## [INSTRUCTION]
Set every record down verbatim and omit the pictures.

## [ROWS]
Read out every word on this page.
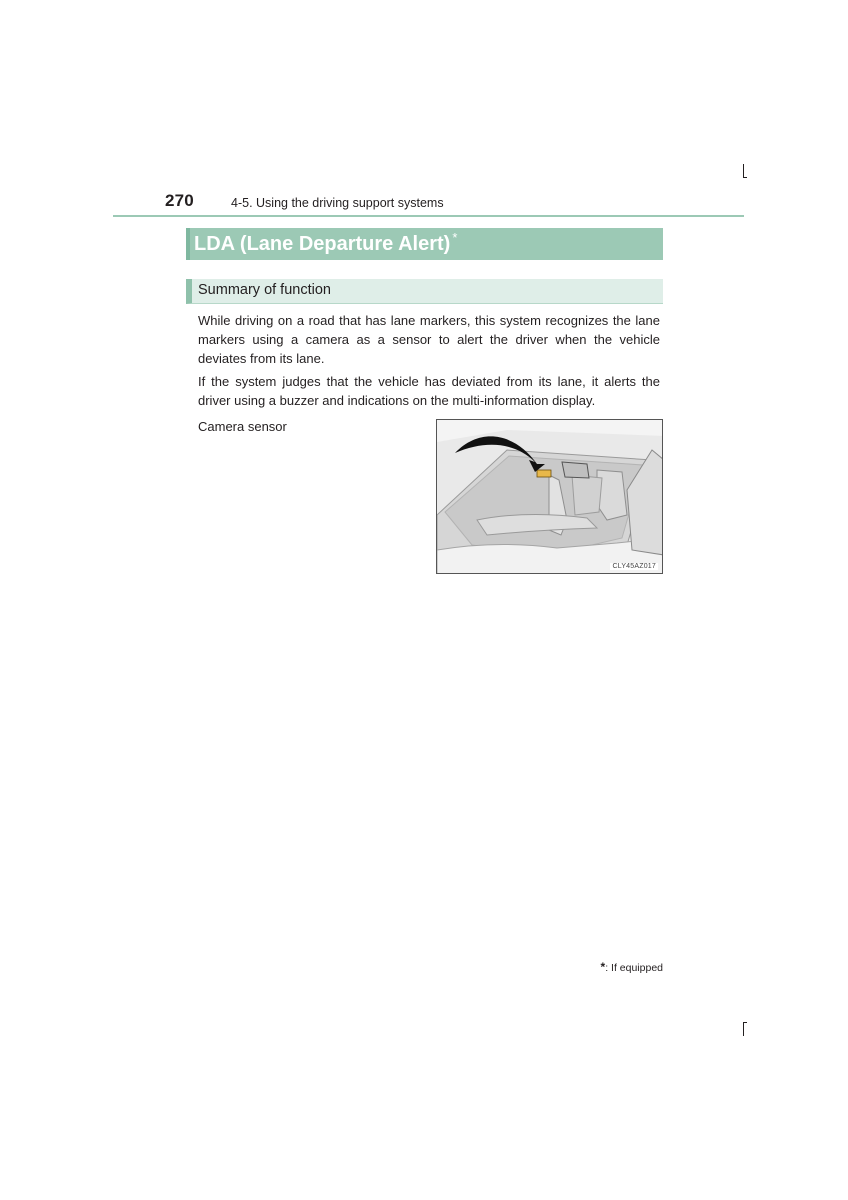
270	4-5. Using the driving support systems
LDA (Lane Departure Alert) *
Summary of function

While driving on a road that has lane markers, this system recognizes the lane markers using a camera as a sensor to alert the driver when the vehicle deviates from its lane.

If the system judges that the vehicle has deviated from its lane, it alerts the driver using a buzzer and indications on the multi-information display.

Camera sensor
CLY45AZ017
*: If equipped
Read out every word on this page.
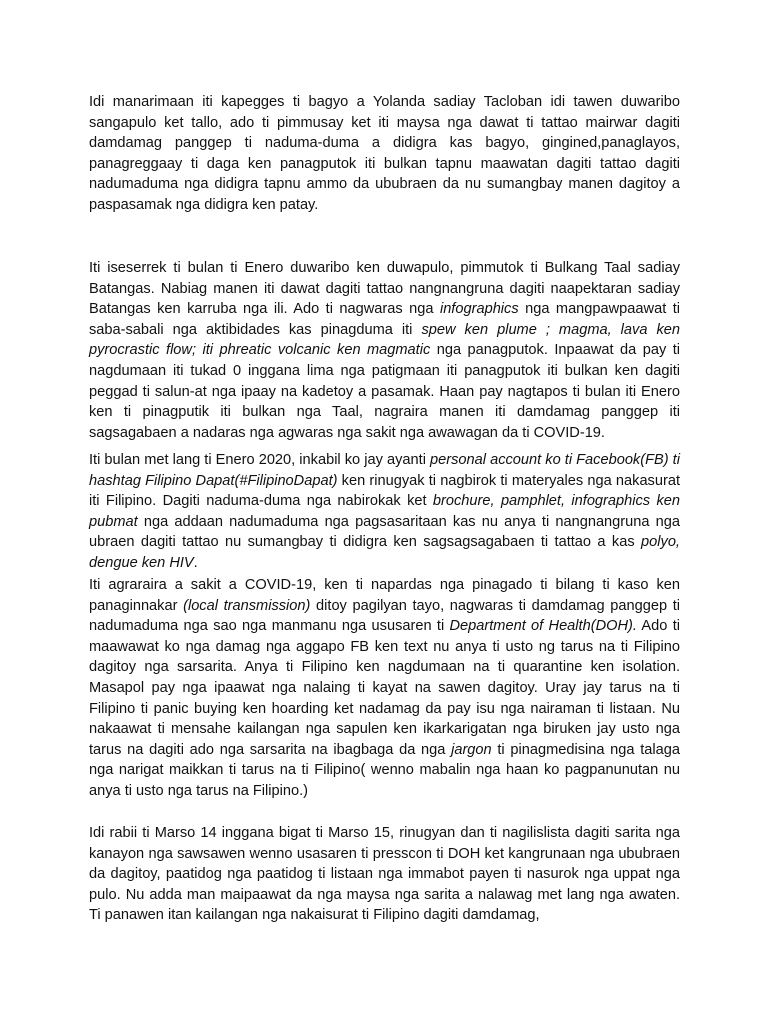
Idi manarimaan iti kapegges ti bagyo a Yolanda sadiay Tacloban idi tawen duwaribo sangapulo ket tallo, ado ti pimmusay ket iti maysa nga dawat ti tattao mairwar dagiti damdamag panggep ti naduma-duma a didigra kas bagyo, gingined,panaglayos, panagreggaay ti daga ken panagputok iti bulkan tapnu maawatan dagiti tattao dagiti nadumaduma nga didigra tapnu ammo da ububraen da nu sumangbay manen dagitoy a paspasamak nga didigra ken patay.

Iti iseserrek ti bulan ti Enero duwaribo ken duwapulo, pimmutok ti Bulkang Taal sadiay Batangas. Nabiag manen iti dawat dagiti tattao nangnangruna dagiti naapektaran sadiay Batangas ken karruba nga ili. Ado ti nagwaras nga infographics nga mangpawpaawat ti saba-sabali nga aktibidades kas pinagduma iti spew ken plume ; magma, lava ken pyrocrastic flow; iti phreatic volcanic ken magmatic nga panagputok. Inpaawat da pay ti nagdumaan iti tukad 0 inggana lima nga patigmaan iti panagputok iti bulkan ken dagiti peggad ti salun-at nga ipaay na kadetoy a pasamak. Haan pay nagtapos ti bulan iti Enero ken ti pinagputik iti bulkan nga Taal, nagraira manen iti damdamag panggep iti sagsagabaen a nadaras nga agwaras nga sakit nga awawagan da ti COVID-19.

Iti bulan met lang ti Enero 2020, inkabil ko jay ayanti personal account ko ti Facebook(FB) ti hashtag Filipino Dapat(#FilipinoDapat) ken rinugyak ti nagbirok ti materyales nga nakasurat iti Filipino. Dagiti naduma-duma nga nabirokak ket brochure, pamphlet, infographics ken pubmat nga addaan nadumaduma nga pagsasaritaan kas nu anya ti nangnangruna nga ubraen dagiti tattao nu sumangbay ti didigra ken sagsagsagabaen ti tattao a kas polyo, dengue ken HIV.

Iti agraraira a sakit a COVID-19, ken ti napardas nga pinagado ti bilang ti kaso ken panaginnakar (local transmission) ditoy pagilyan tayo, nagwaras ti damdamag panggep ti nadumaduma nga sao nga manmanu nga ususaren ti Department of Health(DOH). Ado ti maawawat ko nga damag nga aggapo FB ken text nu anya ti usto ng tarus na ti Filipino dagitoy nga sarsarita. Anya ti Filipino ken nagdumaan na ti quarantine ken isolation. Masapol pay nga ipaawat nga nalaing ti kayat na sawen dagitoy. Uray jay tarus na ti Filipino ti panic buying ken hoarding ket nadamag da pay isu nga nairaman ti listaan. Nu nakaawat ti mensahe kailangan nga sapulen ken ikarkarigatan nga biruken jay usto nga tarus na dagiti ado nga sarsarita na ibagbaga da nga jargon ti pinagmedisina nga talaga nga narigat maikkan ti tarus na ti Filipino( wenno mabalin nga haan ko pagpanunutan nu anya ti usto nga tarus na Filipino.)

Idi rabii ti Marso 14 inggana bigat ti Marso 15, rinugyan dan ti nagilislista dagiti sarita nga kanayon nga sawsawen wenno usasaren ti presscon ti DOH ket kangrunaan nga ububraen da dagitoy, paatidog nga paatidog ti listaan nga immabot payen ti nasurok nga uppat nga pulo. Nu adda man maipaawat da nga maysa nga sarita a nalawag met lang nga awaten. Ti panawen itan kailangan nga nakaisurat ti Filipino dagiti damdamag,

## [RESPONSE TO THIS TASK]
Read out every word on this page.
270	4-5. Using the driving support systems
LDA (Lane Departure Alert) *
Summary of function

While driving on a road that has lane markers, this system recognizes the lane markers using a camera as a sensor to alert the driver when the vehicle deviates from its lane.

If the system judges that the vehicle has deviated from its lane, it alerts the driver using a buzzer and indications on the multi-information display.

Camera sensor
CLY45AZ017
*: If equipped
Read out every word on this page.
Idi manarimaan iti kapegges ti bagyo a Yolanda sadiay Tacloban idi tawen duwaribo sangapulo ket tallo, ado ti pimmusay ket iti maysa nga dawat ti tattao mairwar dagiti damdamag panggep ti naduma-duma a didigra kas bagyo, gingined,panaglayos, panagreggaay ti daga ken panagputok iti bulkan tapnu maawatan dagiti tattao dagiti nadumaduma nga didigra tapnu ammo da ububraen da nu sumangbay manen dagitoy a paspasamak nga didigra ken patay.

Iti iseserrek ti bulan ti Enero duwaribo ken duwapulo, pimmutok ti Bulkang Taal sadiay Batangas. Nabiag manen iti dawat dagiti tattao nangnangruna dagiti naapektaran sadiay Batangas ken karruba nga ili. Ado ti nagwaras nga infographics nga mangpawpaawat ti saba-sabali nga aktibidades kas pinagduma iti spew ken plume ; magma, lava ken pyrocrastic flow; iti phreatic volcanic ken magmatic nga panagputok. Inpaawat da pay ti nagdumaan iti tukad 0 inggana lima nga patigmaan iti panagputok iti bulkan ken dagiti peggad ti salun-at nga ipaay na kadetoy a pasamak. Haan pay nagtapos ti bulan iti Enero ken ti pinagputik iti bulkan nga Taal, nagraira manen iti damdamag panggep iti sagsagabaen a nadaras nga agwaras nga sakit nga awawagan da ti COVID-19.

Iti bulan met lang ti Enero 2020, inkabil ko jay ayanti personal account ko ti Facebook(FB) ti hashtag Filipino Dapat(#FilipinoDapat) ken rinugyak ti nagbirok ti materyales nga nakasurat iti Filipino. Dagiti naduma-duma nga nabirokak ket brochure, pamphlet, infographics ken pubmat nga addaan nadumaduma nga pagsasaritaan kas nu anya ti nangnangruna nga ubraen dagiti tattao nu sumangbay ti didigra ken sagsagsagabaen ti tattao a kas polyo, dengue ken HIV.

Iti agraraira a sakit a COVID-19, ken ti napardas nga pinagado ti bilang ti kaso ken panaginnakar (local transmission) ditoy pagilyan tayo, nagwaras ti damdamag panggep ti nadumaduma nga sao nga manmanu nga ususaren ti Department of Health(DOH). Ado ti maawawat ko nga damag nga aggapo FB ken text nu anya ti usto ng tarus na ti Filipino dagitoy nga sarsarita. Anya ti Filipino ken nagdumaan na ti quarantine ken isolation. Masapol pay nga ipaawat nga nalaing ti kayat na sawen dagitoy. Uray jay tarus na ti Filipino ti panic buying ken hoarding ket nadamag da pay isu nga nairaman ti listaan. Nu nakaawat ti mensahe kailangan nga sapulen ken ikarkarigatan nga biruken jay usto nga tarus na dagiti ado nga sarsarita na ibagbaga da nga jargon ti pinagmedisina nga talaga nga narigat maikkan ti tarus na ti Filipino( wenno mabalin nga haan ko pagpanunutan nu anya ti usto nga tarus na Filipino.)

Idi rabii ti Marso 14 inggana bigat ti Marso 15, rinugyan dan ti nagilislista dagiti sarita nga kanayon nga sawsawen wenno usasaren ti presscon ti DOH ket kangrunaan nga ububraen da dagitoy, paatidog nga paatidog ti listaan nga immabot payen ti nasurok nga uppat nga pulo. Nu adda man maipaawat da nga maysa nga sarita a nalawag met lang nga awaten. Ti panawen itan kailangan nga nakaisurat ti Filipino dagiti damdamag,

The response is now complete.